» WORK TO DO
Copy out the listing again, beginning with the line that contains "x-tick-label: 0: [49, 852, 57, 868]" and continuing through the line that contains "contour-label-gap: [397, 458, 424, 472]", with both of those lines included.

BEGIN ENTRIES SUPPLIED

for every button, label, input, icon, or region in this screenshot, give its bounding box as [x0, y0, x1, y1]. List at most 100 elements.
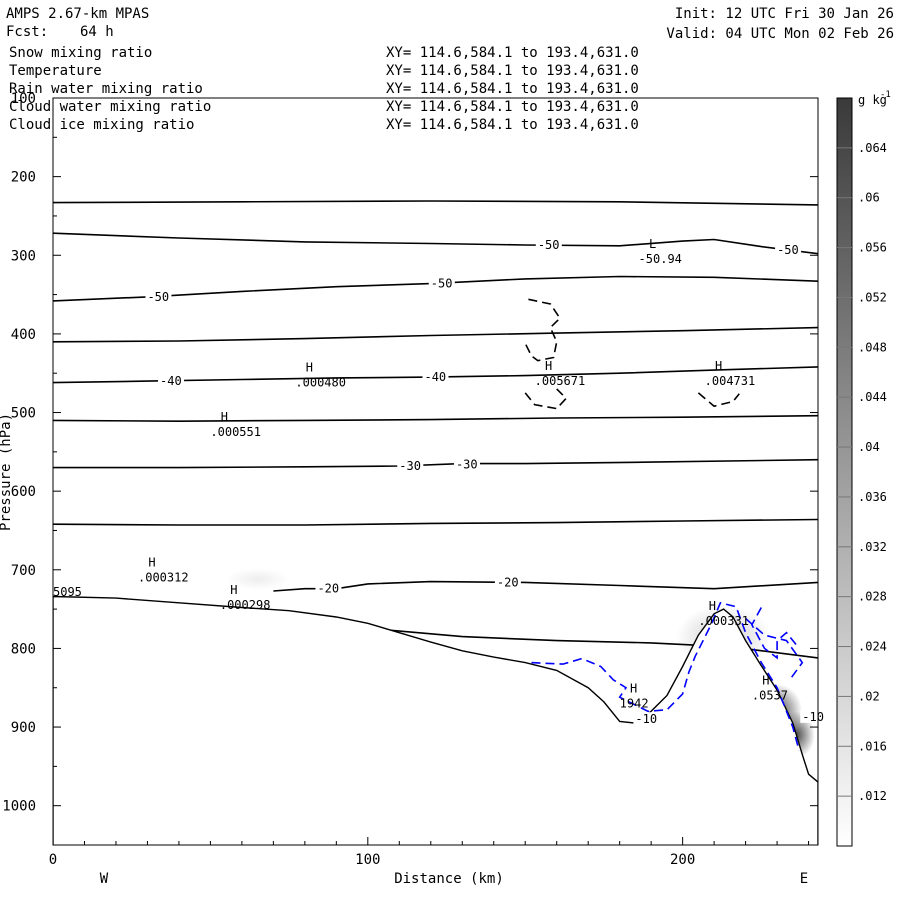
x-tick-label: 0: [49, 852, 57, 868]
contour-label: -10: [802, 710, 824, 724]
y-tick-label: 100: [11, 91, 36, 107]
extremum-marker: H: [762, 674, 769, 688]
contour-label: -30: [399, 459, 421, 473]
plot-frame: [52, 97, 819, 846]
contour-label: -50: [538, 238, 560, 252]
colorbar-tick-label: .036: [858, 490, 887, 504]
temperature-contour-line: [53, 458, 818, 469]
contour-label-gap: [397, 458, 424, 472]
temperature-contours: [53, 200, 818, 659]
contour-label-gap: [453, 457, 480, 471]
extremum-value: .000312: [138, 571, 189, 585]
snow-contour-line: [697, 392, 740, 408]
legend-field-name: Temperature: [9, 63, 102, 79]
west-label: W: [100, 871, 109, 887]
colorbar-tick-label: .06: [858, 191, 880, 205]
legend-field-xy: XY= 114.6,584.1 to 193.4,631.0: [386, 63, 639, 79]
contour-label: -20: [317, 582, 339, 596]
x-tick-label: 100: [355, 852, 380, 868]
cloud-water-contour-line: [750, 607, 800, 660]
shading-blob: [226, 568, 290, 591]
model-title: AMPS 2.67-km MPAS: [6, 6, 149, 22]
colorbar-tick-label: .028: [858, 590, 887, 604]
extremum-value: .000480: [295, 376, 346, 390]
extremum-value: -50.94: [639, 252, 682, 266]
colorbar-tick-label: .024: [858, 640, 887, 654]
legend-field-name: Cloud water mixing ratio: [9, 99, 211, 115]
legend-field-xy: XY= 114.6,584.1 to 193.4,631.0: [386, 99, 639, 115]
extremum-value: .0537: [752, 689, 788, 703]
y-axis-label: Pressure (hPa): [0, 413, 14, 531]
x-tick-label: 200: [670, 852, 695, 868]
y-tick-label: 500: [11, 406, 36, 422]
contour-label-gap: [775, 242, 802, 256]
snow-contour-line: [524, 298, 561, 362]
valid-time: Valid: 04 UTC Mon 02 Feb 26: [666, 26, 894, 42]
x-axis-label: Distance (km): [394, 871, 504, 887]
extremum-marker: H: [221, 410, 228, 424]
contour-labels: -50 -50 -50 -50 -40 -40 -30 -30 -20 -20 -10 -10: [145, 238, 827, 726]
colorbar-tick-label: .032: [858, 540, 887, 554]
extremum-marker: H: [709, 599, 716, 613]
contour-label-gap: [422, 370, 449, 384]
colorbar-tick-label: .044: [858, 390, 887, 404]
temperature-contour-line: [53, 200, 818, 206]
extremum-marker: H: [306, 361, 313, 375]
colorbar-tick-label: .02: [858, 689, 880, 703]
colorbar-tick-label: .016: [858, 739, 887, 753]
extrema-labels: L-50.94H.000480H.005671H.004731H.000551H…: [53, 237, 788, 710]
colorbar-tick-label: .056: [858, 241, 887, 255]
cloud-water-contours: [531, 601, 804, 751]
colorbar-unit: g kg: [858, 93, 887, 107]
cloud-water-contour-line: [531, 601, 800, 751]
contour-label-gap: [315, 581, 342, 595]
colorbar-unit-exponent: -1: [880, 90, 891, 100]
legend-field-name: Rain water mixing ratio: [9, 81, 203, 97]
legend-field-xy: XY= 114.6,584.1 to 193.4,631.0: [386, 81, 639, 97]
temperature-contour-line: [53, 518, 818, 526]
temperature-contour-line: [53, 414, 818, 423]
legend-field-xy: XY= 114.6,584.1 to 193.4,631.0: [386, 117, 639, 133]
contour-label-gap: [535, 238, 562, 252]
y-tick-label: 400: [11, 327, 36, 343]
contour-label: -30: [456, 457, 478, 471]
y-tick-label: 200: [11, 170, 36, 186]
axes: 100 200 300 400 500 600 700 800 900 1000 0 100 200: [2, 91, 818, 868]
contour-label-gap: [494, 575, 521, 589]
snow-contours: [524, 298, 740, 410]
cloud-water-contour-line: [745, 617, 804, 681]
forecast-label: Fcst:: [6, 24, 48, 40]
extremum-marker: H: [715, 359, 722, 373]
colorbar-tick-label: .064: [858, 141, 887, 155]
colorbar-tick-label: .052: [858, 290, 887, 304]
extremum-value: .005671: [535, 374, 586, 388]
y-tick-label: 300: [11, 248, 36, 264]
east-label: E: [800, 871, 808, 887]
extremum-value: .000331: [698, 614, 749, 628]
legend-field-name: Cloud ice mixing ratio: [9, 117, 194, 133]
contour-label: -20: [497, 575, 519, 589]
extremum-marker: H: [630, 681, 637, 695]
forecast-hours: 64 h: [80, 24, 114, 40]
extremum-marker: H: [230, 583, 237, 597]
y-tick-label: 900: [11, 720, 36, 736]
colorbar: .012 .016 .02 .024 .028 .032 .036 .04 .044 .048 .0…: [836, 90, 891, 847]
contour-label: -50: [777, 243, 799, 257]
contour-label: -50: [431, 277, 453, 291]
temperature-contour-line: [273, 580, 818, 592]
contour-label-gap: [633, 712, 660, 726]
contour-label-gap: [158, 374, 185, 388]
extremum-value: .000298: [220, 598, 271, 612]
y-tick-label: 800: [11, 641, 36, 657]
fields-legend: Snow mixing ratio XY= 114.6,584.1 to 193.…: [9, 45, 639, 133]
contour-label-gap: [800, 709, 827, 723]
extremum-marker: H: [148, 556, 155, 570]
extremum-marker: H: [545, 359, 552, 373]
contour-label: -50: [147, 290, 169, 304]
legend-field-name: Snow mixing ratio: [9, 45, 152, 61]
init-time: Init: 12 UTC Fri 30 Jan 26: [675, 6, 894, 22]
colorbar-tick-label: .04: [858, 440, 880, 454]
legend-field-xy: XY= 114.6,584.1 to 193.4,631.0: [386, 45, 639, 61]
y-tick-label: 700: [11, 563, 36, 579]
extremum-value: .004731: [705, 374, 756, 388]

END ENTRIES SUPPLIED

» RESPONSE TO THE EXERCISE
x-tick-label: 0: [49, 852, 57, 868]
contour-label: -10: [802, 710, 824, 724]
y-tick-label: 100: [11, 91, 36, 107]
extremum-marker: H: [762, 674, 769, 688]
contour-label: -30: [399, 459, 421, 473]
plot-frame: [52, 97, 819, 846]
contour-label: -50: [538, 238, 560, 252]
colorbar-tick-label: .036: [858, 490, 887, 504]
temperature-contour-line: [53, 458, 818, 469]
contour-label-gap: [397, 458, 424, 472]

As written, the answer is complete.